Find the number of lines in these records where the word "Scrie" appears. Reply with that number and nothing more.

> AVAILABLE RECORDS:
____

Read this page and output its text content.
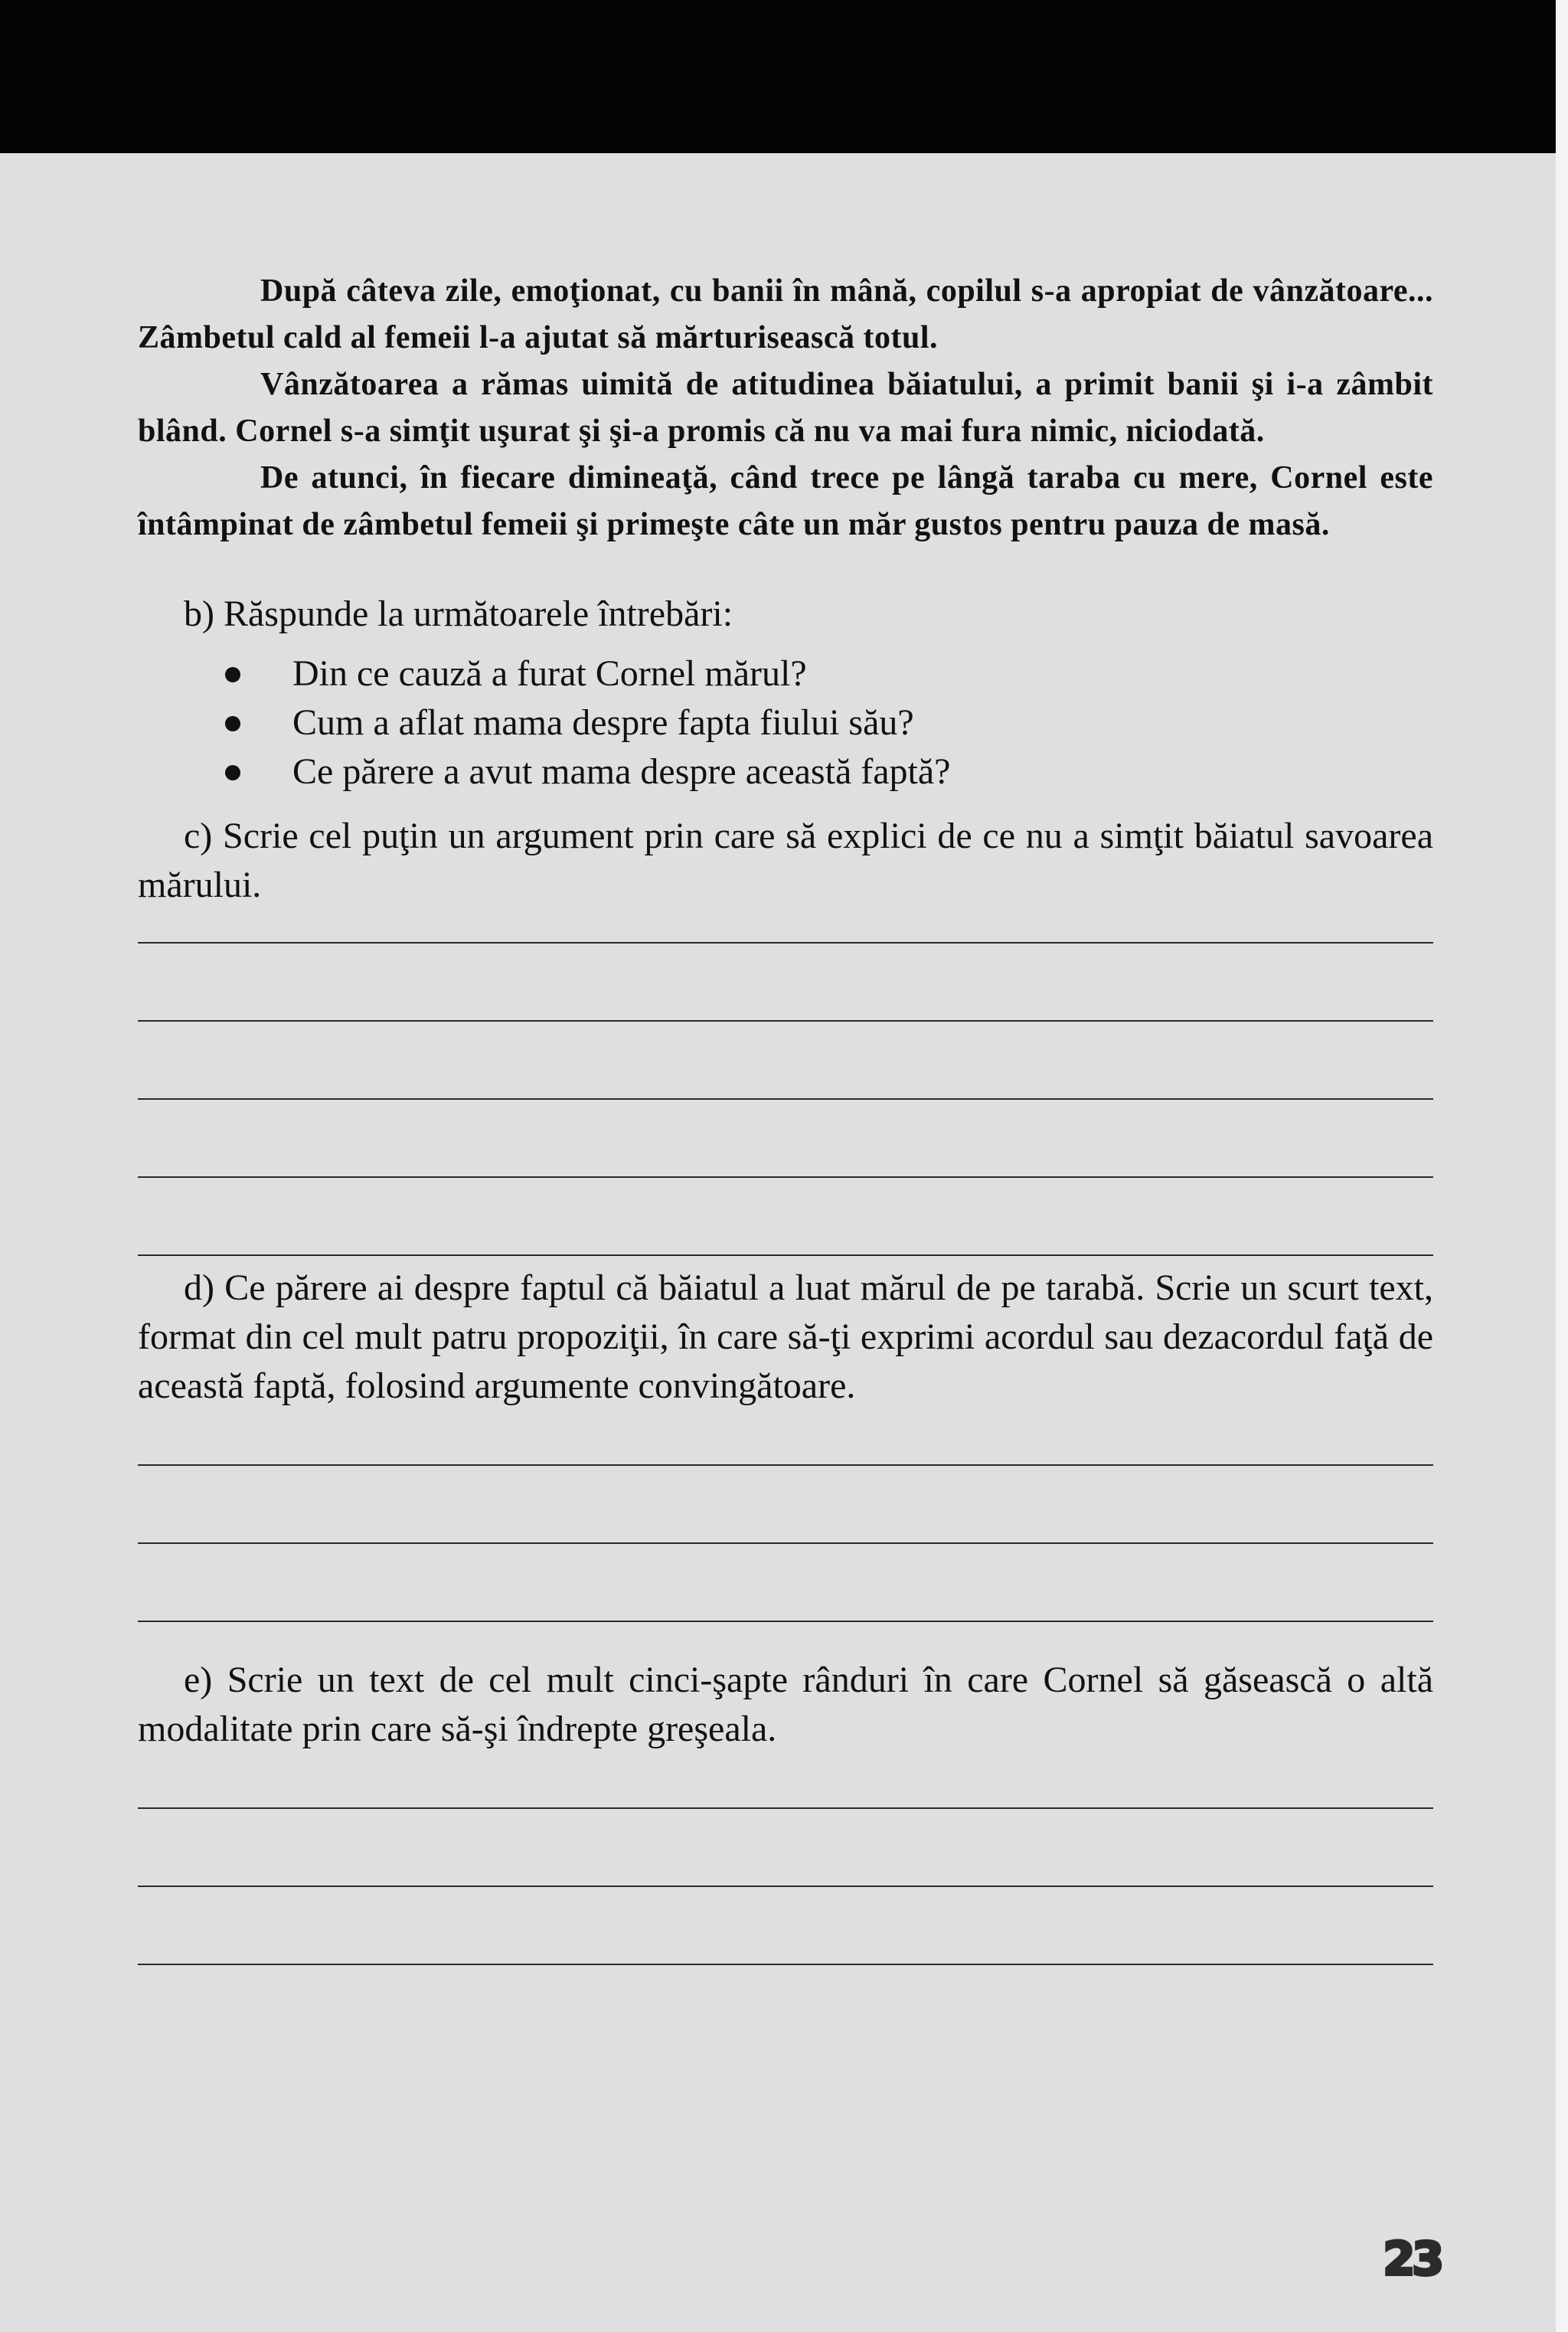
După câteva zile, emoţionat, cu banii în mână, copilul s-a apropiat de vânzătoare... Zâmbetul cald al femeii l-a ajutat să mărturisească totul.

Vânzătoarea a rămas uimită de atitudinea băiatului, a primit banii şi i-a zâmbit blând. Cornel s-a simţit uşurat şi şi-a promis că nu va mai fura nimic, niciodată.

De atunci, în fiecare dimineaţă, când trece pe lângă taraba cu mere, Cornel este întâmpinat de zâmbetul femeii şi primeşte câte un măr gustos pentru pauza de masă.

b) Răspunde la următoarele întrebări:

Din ce cauză a furat Cornel mărul?
Cum a aflat mama despre fapta fiului său?
Ce părere a avut mama despre această faptă?

c) Scrie cel puţin un argument prin care să explici de ce nu a simţit băiatul savoarea mărului.

d) Ce părere ai despre faptul că băiatul a luat mărul de pe tarabă. Scrie un scurt text, format din cel mult patru propoziţii, în care să-ţi exprimi acordul sau dezacordul faţă de această faptă, folosind argumente convingătoare.

e) Scrie un text de cel mult cinci-şapte rânduri în care Cornel să găsească o altă modalitate prin care să-şi îndrepte greşeala.

23
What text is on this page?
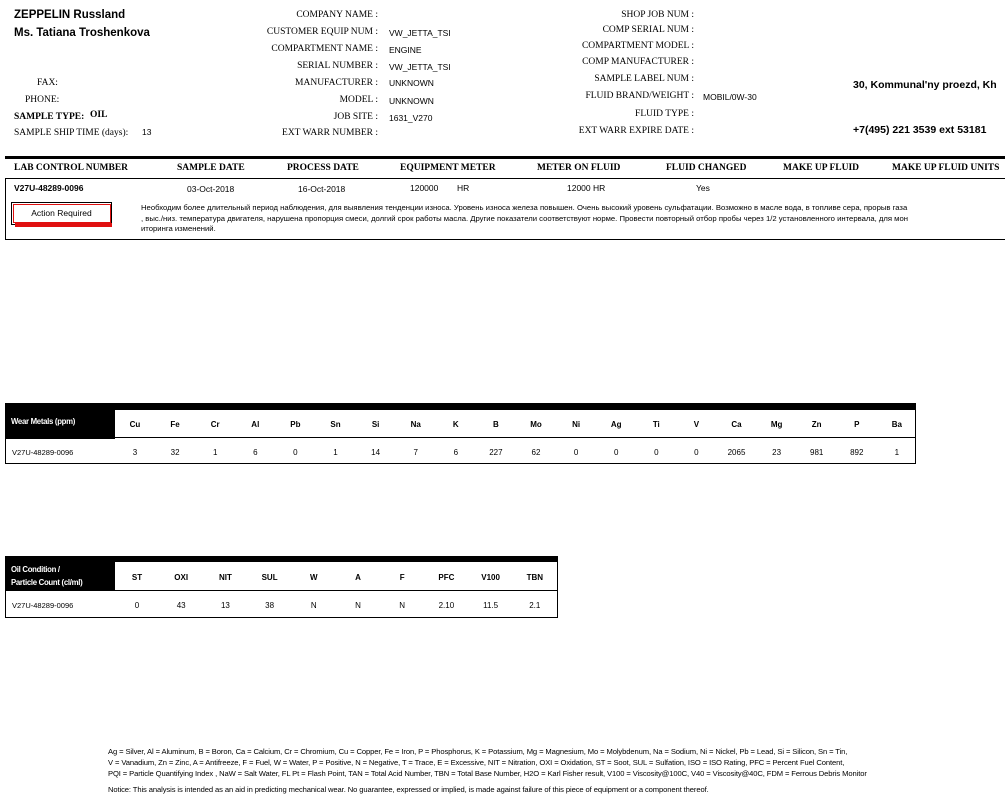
ZEPPELIN Russland
Ms. Tatiana Troshenkova
FAX:
PHONE:
SAMPLE TYPE: OIL
SAMPLE SHIP TIME (days): 13
COMPANY NAME :
CUSTOMER EQUIP NUM : VW_JETTA_TSI
COMPARTMENT NAME : ENGINE
SERIAL NUMBER : VW_JETTA_TSI
MANUFACTURER : UNKNOWN
MODEL : UNKNOWN
JOB SITE : 1631_V270
EXT WARR NUMBER :
SHOP JOB NUM :
COMP SERIAL NUM :
COMPARTMENT MODEL :
COMP MANUFACTURER :
SAMPLE LABEL NUM :
FLUID BRAND/WEIGHT : MOBIL/0W-30
FLUID TYPE :
EXT WARR EXPIRE DATE :
30, Kommunal'ny proezd, Kh
+7(495) 221 3539 ext 53181
LAB CONTROL NUMBER	SAMPLE DATE	PROCESS DATE	EQUIPMENT METER	METER ON FLUID	FLUID CHANGED	MAKE UP FLUID	MAKE UP FLUID UNITS
V27U-48289-0096	03-Oct-2018	16-Oct-2018	120000 HR	12000 HR	Yes
Action Required
Необходим более длительный период наблюдения, для выявления тенденции износа. Уровень износа железа повышен. Очень высокий уровень сульфатации. Возможно в масле вода, в топливе сера, прорыв газа
, выс./низ. температура двигателя, нарушена пропорция смеси, долгий срок работы масла. Другие показатели соответствуют норме. Провести повторный отбор пробы через 1/2 установленного интервала, для мон
иторинга изменений.
Wear Metals (ppm)	Cu	Fe	Cr	Al	Pb	Sn	Si	Na	K	B	Mo	Ni	Ag	Ti	V	Ca	Mg	Zn	P	Ba
V27U-48289-0096	3	32	1	6	0	1	14	7	6	227	62	0	0	0	0	2065	23	981	892	1
Oil Condition /
Particle Count (cl/ml)
ST	OXI	NIT	SUL	W	A	F	PFC	V100	TBN
V27U-48289-0096	0	43	13	38	N	N	N	2.10	11.5	2.1
Ag = Silver, Al = Aluminum, B = Boron, Ca = Calcium, Cr = Chromium, Cu = Copper, Fe = Iron, P = Phosphorus, K = Potassium, Mg = Magnesium, Mo = Molybdenum, Na = Sodium, Ni = Nickel, Pb = Lead, Si = Silicon, Sn = Tin,
V = Vanadium, Zn = Zinc, A = Antifreeze, F = Fuel, W = Water, P = Positive, N = Negative, T = Trace, E = Excessive, NIT = Nitration, OXI = Oxidation, ST = Soot, SUL = Sulfation, ISO = ISO Rating, PFC = Percent Fuel Content,
PQI = Particle Quantifying Index , NaW = Salt Water, FL Pt = Flash Point, TAN = Total Acid Number, TBN = Total Base Number, H2O = Karl Fisher result, V100 = Viscosity@100C, V40 = Viscosity@40C, FDM = Ferrous Debris Monitor
Notice: This analysis is intended as an aid in predicting mechanical wear. No guarantee, expressed or implied, is made against failure of this piece of equipment or a component thereof.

____

> FINISHED EXERCISE: 3